> [EXCERPTED DATA]
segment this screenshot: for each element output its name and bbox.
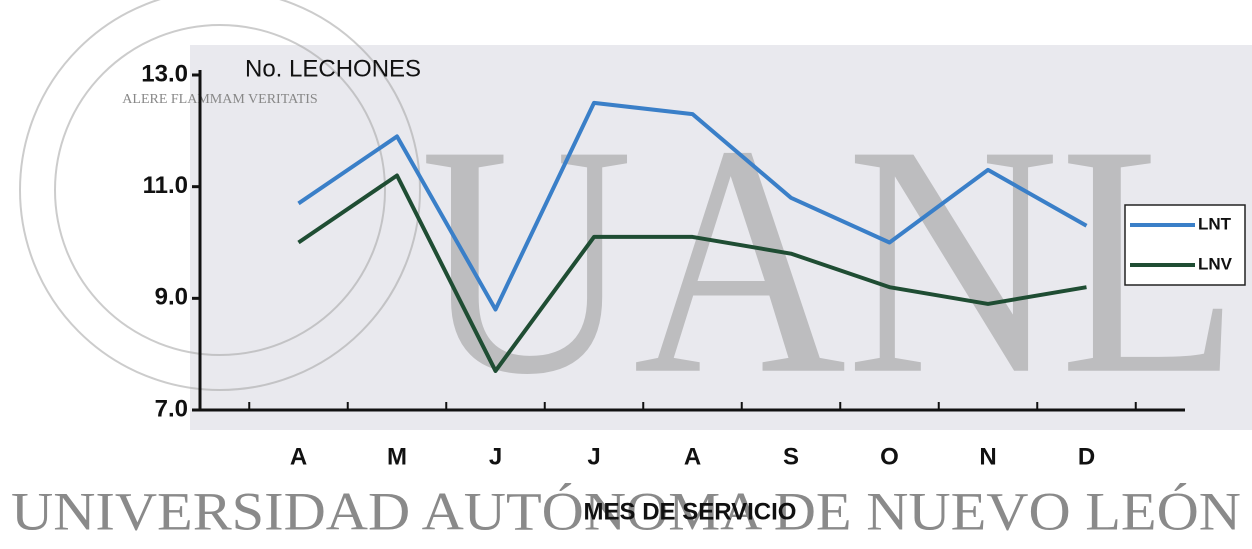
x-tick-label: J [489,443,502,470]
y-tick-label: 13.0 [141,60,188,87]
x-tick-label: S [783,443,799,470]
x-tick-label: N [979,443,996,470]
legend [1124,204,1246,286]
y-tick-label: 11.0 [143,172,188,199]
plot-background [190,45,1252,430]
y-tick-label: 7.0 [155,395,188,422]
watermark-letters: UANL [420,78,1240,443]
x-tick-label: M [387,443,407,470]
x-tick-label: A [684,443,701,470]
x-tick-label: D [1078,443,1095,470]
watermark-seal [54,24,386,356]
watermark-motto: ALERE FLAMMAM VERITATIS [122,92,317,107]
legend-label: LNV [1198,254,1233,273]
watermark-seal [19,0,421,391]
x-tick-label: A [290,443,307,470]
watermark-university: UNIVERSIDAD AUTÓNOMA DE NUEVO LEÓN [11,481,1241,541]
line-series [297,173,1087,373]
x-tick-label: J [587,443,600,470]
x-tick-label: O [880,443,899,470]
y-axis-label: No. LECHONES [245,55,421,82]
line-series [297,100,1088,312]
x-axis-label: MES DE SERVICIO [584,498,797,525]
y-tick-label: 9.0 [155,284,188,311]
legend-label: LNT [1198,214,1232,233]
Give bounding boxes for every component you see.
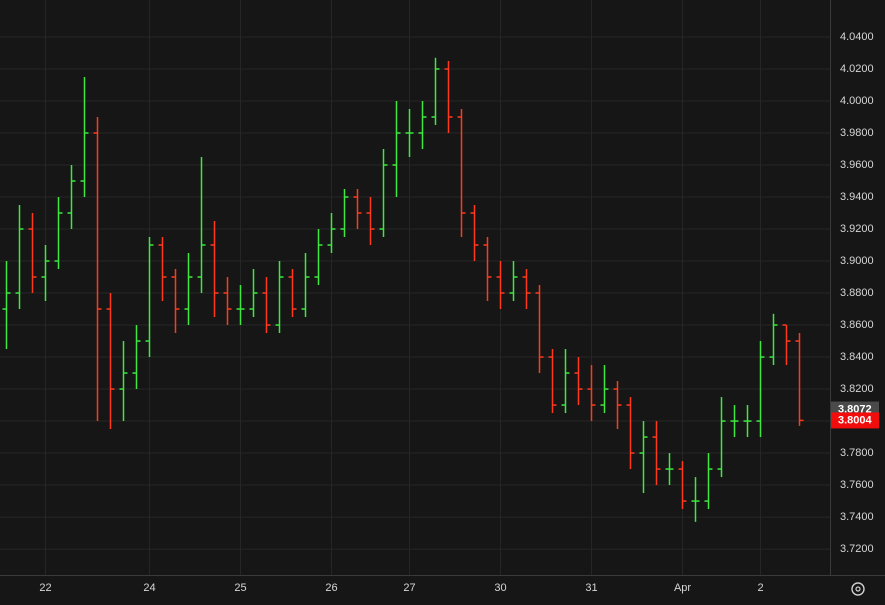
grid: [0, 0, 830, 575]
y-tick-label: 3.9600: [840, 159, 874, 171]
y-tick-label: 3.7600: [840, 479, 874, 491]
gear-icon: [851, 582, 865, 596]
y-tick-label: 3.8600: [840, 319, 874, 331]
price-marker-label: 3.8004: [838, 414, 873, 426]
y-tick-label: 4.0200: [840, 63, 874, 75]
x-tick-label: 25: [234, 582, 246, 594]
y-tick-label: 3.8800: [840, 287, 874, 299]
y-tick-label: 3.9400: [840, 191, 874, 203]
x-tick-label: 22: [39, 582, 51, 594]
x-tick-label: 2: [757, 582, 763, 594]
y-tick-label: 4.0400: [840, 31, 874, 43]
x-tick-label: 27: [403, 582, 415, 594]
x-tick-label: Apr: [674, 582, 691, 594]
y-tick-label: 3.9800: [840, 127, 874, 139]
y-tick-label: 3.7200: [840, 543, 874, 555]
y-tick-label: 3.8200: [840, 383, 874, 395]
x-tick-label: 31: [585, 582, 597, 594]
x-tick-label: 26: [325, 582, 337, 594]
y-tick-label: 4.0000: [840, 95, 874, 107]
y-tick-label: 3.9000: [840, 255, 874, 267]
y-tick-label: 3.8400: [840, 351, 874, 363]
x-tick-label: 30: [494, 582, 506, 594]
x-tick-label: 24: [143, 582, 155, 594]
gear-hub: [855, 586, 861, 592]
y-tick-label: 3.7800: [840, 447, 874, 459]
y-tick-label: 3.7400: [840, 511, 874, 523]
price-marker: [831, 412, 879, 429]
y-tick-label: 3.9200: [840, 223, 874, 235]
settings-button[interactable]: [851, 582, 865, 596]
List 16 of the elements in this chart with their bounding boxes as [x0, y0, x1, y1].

> [WHAT IS NEEDED] Rewrite all of the lines above as a Markdown table with the columns Row and Line, numbering the rows and leaving out any blank lines. Leave the pictures out.

> [OUTPUT FOR THIS EXERCISE]
| Row | Line |
|---|---|
| 1 | segment this screenshot: for each element output its name and bbox. |
| 2 | x-tick-label: J [489,443,502,470] |
| 3 | y-tick-label: 13.0 [141,60,188,87] |
| 4 | x-tick-label: S [783,443,799,470] |
| 5 | x-tick-label: N [979,443,996,470] |
| 6 | legend [1124,204,1246,286] |
| 7 | y-tick-label: 11.0 [143,172,188,199] |
| 8 | plot-background [190,45,1252,430] |
| 9 | y-tick-label: 7.0 [155,395,188,422] |
| 10 | watermark-letters: UANL [420,78,1240,443] |
| 11 | x-tick-label: M [387,443,407,470] |
| 12 | x-tick-label: A [684,443,701,470] |
| 13 | x-tick-label: D [1078,443,1095,470] |
| 14 | watermark-seal [54,24,386,356] |
| 15 | watermark-motto: ALERE FLAMMAM VERITATIS [122,92,317,107] |
| 16 | legend-label: LNV [1198,254,1233,273] |
| 17 | watermark-seal [19,0,421,391] |
| 18 | x-tick-label: A [290,443,307,470] |
| 19 | watermark-university: UNIVERSIDAD AUTÓNOMA DE NUEVO LEÓN [11,481,1241,541] |
| 20 | line-series [297,173,1087,373] |
| 21 | x-tick-label: J [587,443,600,470] |
| 22 | x-tick-label: O [880,443,899,470] |
| 23 | y-axis-label: No. LECHONES [245,55,421,82] |
| 24 | line-series [297,100,1088,312] |
| 25 | x-axis-label: MES DE SERVICIO [584,498,797,525] |
| 26 | y-tick-label: 9.0 [155,284,188,311] |
| 27 | legend-label: LNT [1198,214,1232,233] |
| 28 | Give bounding boxes for every component you see. |
| 29 | grid: [0, 0, 830, 575] |
| 30 | y-tick-label: 3.9600: [840, 159, 874, 171] |
| 31 | y-tick-label: 3.7600: [840, 479, 874, 491] |
| 32 | gear-icon: [851, 582, 865, 596] |
| 33 | y-tick-label: 3.8600: [840, 319, 874, 331] |
| 34 | price-marker-label: 3.8004: [838, 414, 873, 426] |
| 35 | y-tick-label: 4.0200: [840, 63, 874, 75] |
| 36 | x-tick-label: 25: [234, 582, 246, 594] |
| 37 | y-tick-label: 3.8800: [840, 287, 874, 299] |
| 38 | y-tick-label: 3.9400: [840, 191, 874, 203] |
| 39 | x-tick-label: 22: [39, 582, 51, 594] |
| 40 | x-tick-label: 2: [757, 582, 763, 594] |
| 41 | y-tick-label: 4.0400: [840, 31, 874, 43] |
| 42 | x-tick-label: 27: [403, 582, 415, 594] |
| 43 | x-tick-label: Apr: [674, 582, 691, 594] |
| 44 | y-tick-label: 3.9800: [840, 127, 874, 139] |
| 45 | y-tick-label: 3.7200: [840, 543, 874, 555] |
| 46 | y-tick-label: 3.8200: [840, 383, 874, 395] |
| 47 | x-tick-label: 31: [585, 582, 597, 594] |
| 48 | x-tick-label: 26: [325, 582, 337, 594] |
| 49 | y-tick-label: 4.0000: [840, 95, 874, 107] |
| 50 | y-tick-label: 3.9000: [840, 255, 874, 267] |
| 51 | y-tick-label: 3.8400: [840, 351, 874, 363] |
| 52 | x-tick-label: 30: [494, 582, 506, 594] |
| 53 | x-tick-label: 24: [143, 582, 155, 594] |
| 54 | gear-hub: [855, 586, 861, 592] |
| 55 | y-tick-label: 3.7800: [840, 447, 874, 459] |
| 56 | y-tick-label: 3.7400: [840, 511, 874, 523] |
| 57 | price-marker: [831, 412, 879, 429] |
| 58 | y-tick-label: 3.9200: [840, 223, 874, 235] |
| 59 | settings-button[interactable]: [851, 582, 865, 596] |
| 60 | List 16 of the elements in this chart with their bounding boxes as [x0, y0, x1, y1]. |